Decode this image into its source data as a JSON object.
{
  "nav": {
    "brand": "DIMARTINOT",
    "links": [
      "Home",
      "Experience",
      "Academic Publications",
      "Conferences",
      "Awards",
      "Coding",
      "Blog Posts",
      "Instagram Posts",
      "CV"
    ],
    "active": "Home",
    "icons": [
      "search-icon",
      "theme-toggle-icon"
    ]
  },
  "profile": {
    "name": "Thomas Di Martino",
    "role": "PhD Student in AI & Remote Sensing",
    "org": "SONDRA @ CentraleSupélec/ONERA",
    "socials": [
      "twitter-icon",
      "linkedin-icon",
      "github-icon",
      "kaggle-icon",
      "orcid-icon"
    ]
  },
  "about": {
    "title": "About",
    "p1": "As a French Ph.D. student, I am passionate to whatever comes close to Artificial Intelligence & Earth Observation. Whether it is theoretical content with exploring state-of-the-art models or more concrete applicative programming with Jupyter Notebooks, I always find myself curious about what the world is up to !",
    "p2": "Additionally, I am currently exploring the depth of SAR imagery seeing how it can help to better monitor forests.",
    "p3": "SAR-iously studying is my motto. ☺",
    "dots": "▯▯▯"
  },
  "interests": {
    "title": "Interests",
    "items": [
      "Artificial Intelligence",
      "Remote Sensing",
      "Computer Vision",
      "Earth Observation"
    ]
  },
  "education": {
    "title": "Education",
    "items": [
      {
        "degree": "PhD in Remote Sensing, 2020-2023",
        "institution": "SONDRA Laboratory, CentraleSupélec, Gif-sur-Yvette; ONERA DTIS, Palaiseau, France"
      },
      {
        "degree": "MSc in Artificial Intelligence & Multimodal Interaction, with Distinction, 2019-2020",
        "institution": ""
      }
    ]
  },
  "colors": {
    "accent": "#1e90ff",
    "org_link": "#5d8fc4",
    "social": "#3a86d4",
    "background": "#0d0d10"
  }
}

--

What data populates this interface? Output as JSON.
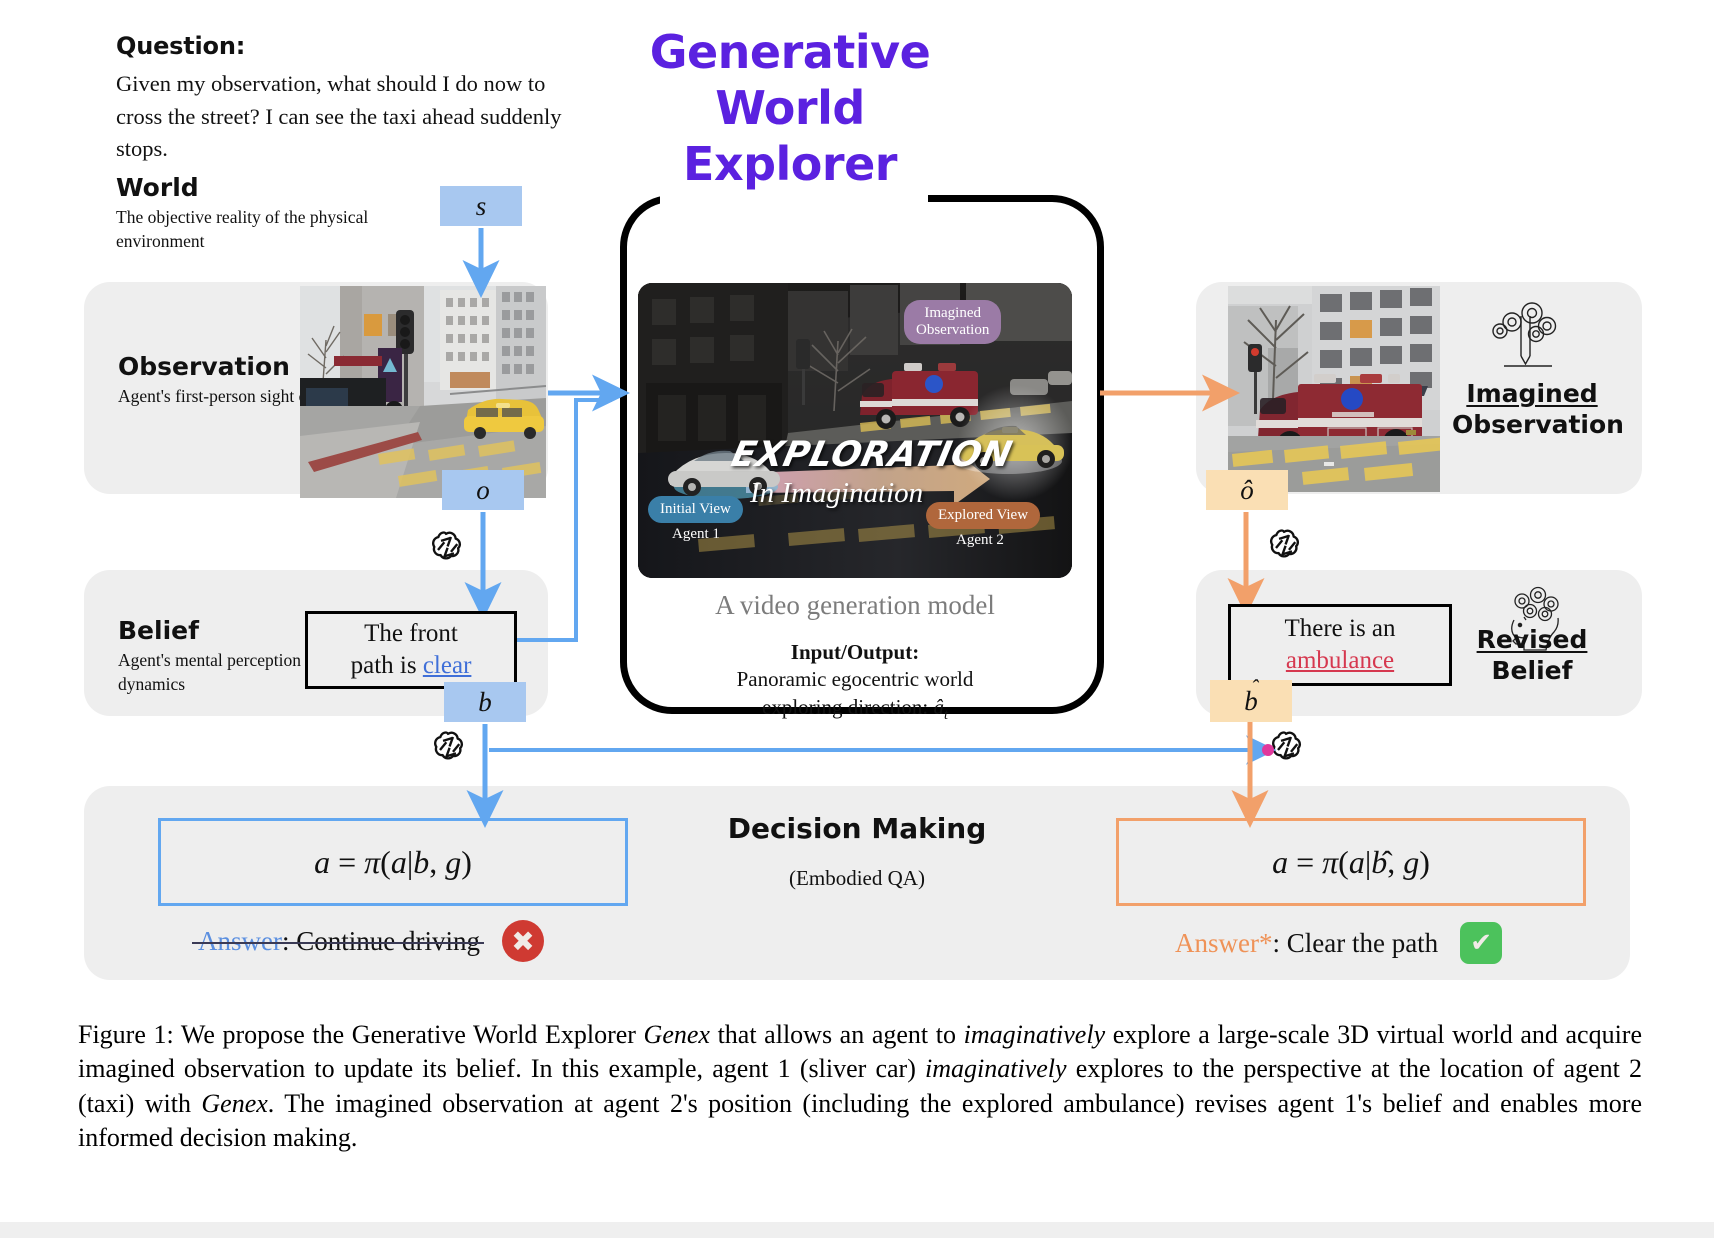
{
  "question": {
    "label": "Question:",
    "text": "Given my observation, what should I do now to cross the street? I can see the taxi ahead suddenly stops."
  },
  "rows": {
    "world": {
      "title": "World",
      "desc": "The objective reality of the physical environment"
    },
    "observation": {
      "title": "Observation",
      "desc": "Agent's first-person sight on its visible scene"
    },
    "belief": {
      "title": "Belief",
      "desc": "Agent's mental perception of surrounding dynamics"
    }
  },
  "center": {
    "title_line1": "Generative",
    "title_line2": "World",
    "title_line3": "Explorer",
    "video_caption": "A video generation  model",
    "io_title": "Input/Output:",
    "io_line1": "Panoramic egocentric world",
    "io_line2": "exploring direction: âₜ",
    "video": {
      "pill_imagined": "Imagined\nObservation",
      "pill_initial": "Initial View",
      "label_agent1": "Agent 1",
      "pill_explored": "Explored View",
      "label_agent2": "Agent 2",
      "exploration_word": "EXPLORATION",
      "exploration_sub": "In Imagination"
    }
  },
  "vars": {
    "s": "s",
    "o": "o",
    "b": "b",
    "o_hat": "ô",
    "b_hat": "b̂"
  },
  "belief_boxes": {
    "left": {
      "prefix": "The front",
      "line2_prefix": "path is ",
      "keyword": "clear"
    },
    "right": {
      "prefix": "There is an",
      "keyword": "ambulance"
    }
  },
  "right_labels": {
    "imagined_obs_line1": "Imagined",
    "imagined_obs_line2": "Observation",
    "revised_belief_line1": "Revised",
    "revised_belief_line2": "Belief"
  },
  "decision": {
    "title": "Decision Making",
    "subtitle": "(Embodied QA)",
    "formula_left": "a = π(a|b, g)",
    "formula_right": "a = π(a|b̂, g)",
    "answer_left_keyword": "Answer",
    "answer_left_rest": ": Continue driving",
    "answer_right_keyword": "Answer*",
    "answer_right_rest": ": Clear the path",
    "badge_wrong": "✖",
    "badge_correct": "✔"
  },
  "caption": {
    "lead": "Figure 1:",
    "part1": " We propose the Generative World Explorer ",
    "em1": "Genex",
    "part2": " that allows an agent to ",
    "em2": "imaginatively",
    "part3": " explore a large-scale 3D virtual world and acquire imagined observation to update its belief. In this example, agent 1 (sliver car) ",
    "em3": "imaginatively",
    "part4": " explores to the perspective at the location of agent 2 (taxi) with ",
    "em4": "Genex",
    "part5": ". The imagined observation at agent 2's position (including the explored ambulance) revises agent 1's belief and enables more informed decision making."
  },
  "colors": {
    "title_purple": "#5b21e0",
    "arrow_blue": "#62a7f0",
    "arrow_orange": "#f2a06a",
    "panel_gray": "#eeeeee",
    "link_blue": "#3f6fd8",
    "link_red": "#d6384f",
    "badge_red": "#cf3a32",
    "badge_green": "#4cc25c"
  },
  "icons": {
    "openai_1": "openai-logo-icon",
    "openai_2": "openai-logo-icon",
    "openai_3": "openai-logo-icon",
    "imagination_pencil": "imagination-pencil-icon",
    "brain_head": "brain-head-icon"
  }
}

OBJECTIVE
Report how many lines in the listing above include the word "SONDRA". Give nothing but the number.

FINISHED TASK
2